Exercise objective >>
Write the data out again, exactly as given.

— BEGIN —

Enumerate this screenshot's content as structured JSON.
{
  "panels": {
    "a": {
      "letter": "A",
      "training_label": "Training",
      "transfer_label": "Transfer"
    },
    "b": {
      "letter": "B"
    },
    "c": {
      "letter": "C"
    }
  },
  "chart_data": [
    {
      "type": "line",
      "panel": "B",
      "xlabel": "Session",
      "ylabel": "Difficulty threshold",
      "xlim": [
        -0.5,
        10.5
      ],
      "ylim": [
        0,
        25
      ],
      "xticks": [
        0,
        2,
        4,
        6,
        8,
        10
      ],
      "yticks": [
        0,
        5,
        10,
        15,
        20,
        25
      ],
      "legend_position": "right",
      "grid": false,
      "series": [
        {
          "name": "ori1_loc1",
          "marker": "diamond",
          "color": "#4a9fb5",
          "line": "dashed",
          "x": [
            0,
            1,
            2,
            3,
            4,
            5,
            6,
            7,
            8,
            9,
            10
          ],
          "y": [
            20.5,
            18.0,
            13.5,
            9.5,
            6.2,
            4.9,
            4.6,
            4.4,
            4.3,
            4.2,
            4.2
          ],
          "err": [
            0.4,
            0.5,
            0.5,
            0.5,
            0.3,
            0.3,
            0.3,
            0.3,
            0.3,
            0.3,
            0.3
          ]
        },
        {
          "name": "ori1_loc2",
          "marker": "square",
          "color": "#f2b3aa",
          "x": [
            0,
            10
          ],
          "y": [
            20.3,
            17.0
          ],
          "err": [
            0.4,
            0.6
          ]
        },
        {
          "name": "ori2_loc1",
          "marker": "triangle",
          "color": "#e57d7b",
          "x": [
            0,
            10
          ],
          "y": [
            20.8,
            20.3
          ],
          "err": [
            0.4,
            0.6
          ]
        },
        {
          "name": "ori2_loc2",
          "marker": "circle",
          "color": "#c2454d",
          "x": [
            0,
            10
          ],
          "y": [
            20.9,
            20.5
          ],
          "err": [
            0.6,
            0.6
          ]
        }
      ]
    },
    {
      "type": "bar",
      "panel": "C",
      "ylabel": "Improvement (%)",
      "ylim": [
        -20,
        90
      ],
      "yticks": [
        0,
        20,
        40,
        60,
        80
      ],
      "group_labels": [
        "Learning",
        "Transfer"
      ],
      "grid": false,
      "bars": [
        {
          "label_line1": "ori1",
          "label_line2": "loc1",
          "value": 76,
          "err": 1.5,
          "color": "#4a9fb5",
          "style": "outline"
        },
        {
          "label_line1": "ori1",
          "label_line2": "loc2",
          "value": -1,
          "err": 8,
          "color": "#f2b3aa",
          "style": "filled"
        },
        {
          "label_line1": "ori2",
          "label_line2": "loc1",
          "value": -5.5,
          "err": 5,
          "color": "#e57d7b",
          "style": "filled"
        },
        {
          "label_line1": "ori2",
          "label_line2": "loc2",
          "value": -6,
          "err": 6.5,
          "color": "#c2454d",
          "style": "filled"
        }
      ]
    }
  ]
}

— END —

Answer to this task >>
Enumerate this screenshot's content as structured JSON.
{
  "panels": {
    "a": {
      "letter": "A",
      "training_label": "Training",
      "transfer_label": "Transfer"
    },
    "b": {
      "letter": "B"
    },
    "c": {
      "letter": "C"
    }
  },
  "chart_data": [
    {
      "type": "line",
      "panel": "B",
      "xlabel": "Session",
      "ylabel": "Difficulty threshold",
      "xlim": [
        -0.5,
        10.5
      ],
      "ylim": [
        0,
        25
      ],
      "xticks": [
        0,
        2,
        4,
        6,
        8,
        10
      ],
      "yticks": [
        0,
        5,
        10,
        15,
        20,
        25
      ],
      "legend_position": "right",
      "grid": false,
      "series": [
        {
          "name": "ori1_loc1",
          "marker": "diamond",
          "color": "#4a9fb5",
          "line": "dashed",
          "x": [
            0,
            1,
            2,
            3,
            4,
            5,
            6,
            7,
            8,
            9,
            10
          ],
          "y": [
            20.5,
            18.0,
            13.5,
            9.5,
            6.2,
            4.9,
            4.6,
            4.4,
            4.3,
            4.2,
            4.2
          ],
          "err": [
            0.4,
            0.5,
            0.5,
            0.5,
            0.3,
            0.3,
            0.3,
            0.3,
            0.3,
            0.3,
            0.3
          ]
        },
        {
          "name": "ori1_loc2",
          "marker": "square",
          "color": "#f2b3aa",
          "x": [
            0,
            10
          ],
          "y": [
            20.3,
            17.0
          ],
          "err": [
            0.4,
            0.6
          ]
        },
        {
          "name": "ori2_loc1",
          "marker": "triangle",
          "color": "#e57d7b",
          "x": [
            0,
            10
          ],
          "y": [
            20.8,
            20.3
          ],
          "err": [
            0.4,
            0.6
          ]
        },
        {
          "name": "ori2_loc2",
          "marker": "circle",
          "color": "#c2454d",
          "x": [
            0,
            10
          ],
          "y": [
            20.9,
            20.5
          ],
          "err": [
            0.6,
            0.6
          ]
        }
      ]
    },
    {
      "type": "bar",
      "panel": "C",
      "ylabel": "Improvement (%)",
      "ylim": [
        -20,
        90
      ],
      "yticks": [
        0,
        20,
        40,
        60,
        80
      ],
      "group_labels": [
        "Learning",
        "Transfer"
      ],
      "grid": false,
      "bars": [
        {
          "label_line1": "ori1",
          "label_line2": "loc1",
          "value": 76,
          "err": 1.5,
          "color": "#4a9fb5",
          "style": "outline"
        },
        {
          "label_line1": "ori1",
          "label_line2": "loc2",
          "value": -1,
          "err": 8,
          "color": "#f2b3aa",
          "style": "filled"
        },
        {
          "label_line1": "ori2",
          "label_line2": "loc1",
          "value": -5.5,
          "err": 5,
          "color": "#e57d7b",
          "style": "filled"
        },
        {
          "label_line1": "ori2",
          "label_line2": "loc2",
          "value": -6,
          "err": 6.5,
          "color": "#c2454d",
          "style": "filled"
        }
      ]
    }
  ]
}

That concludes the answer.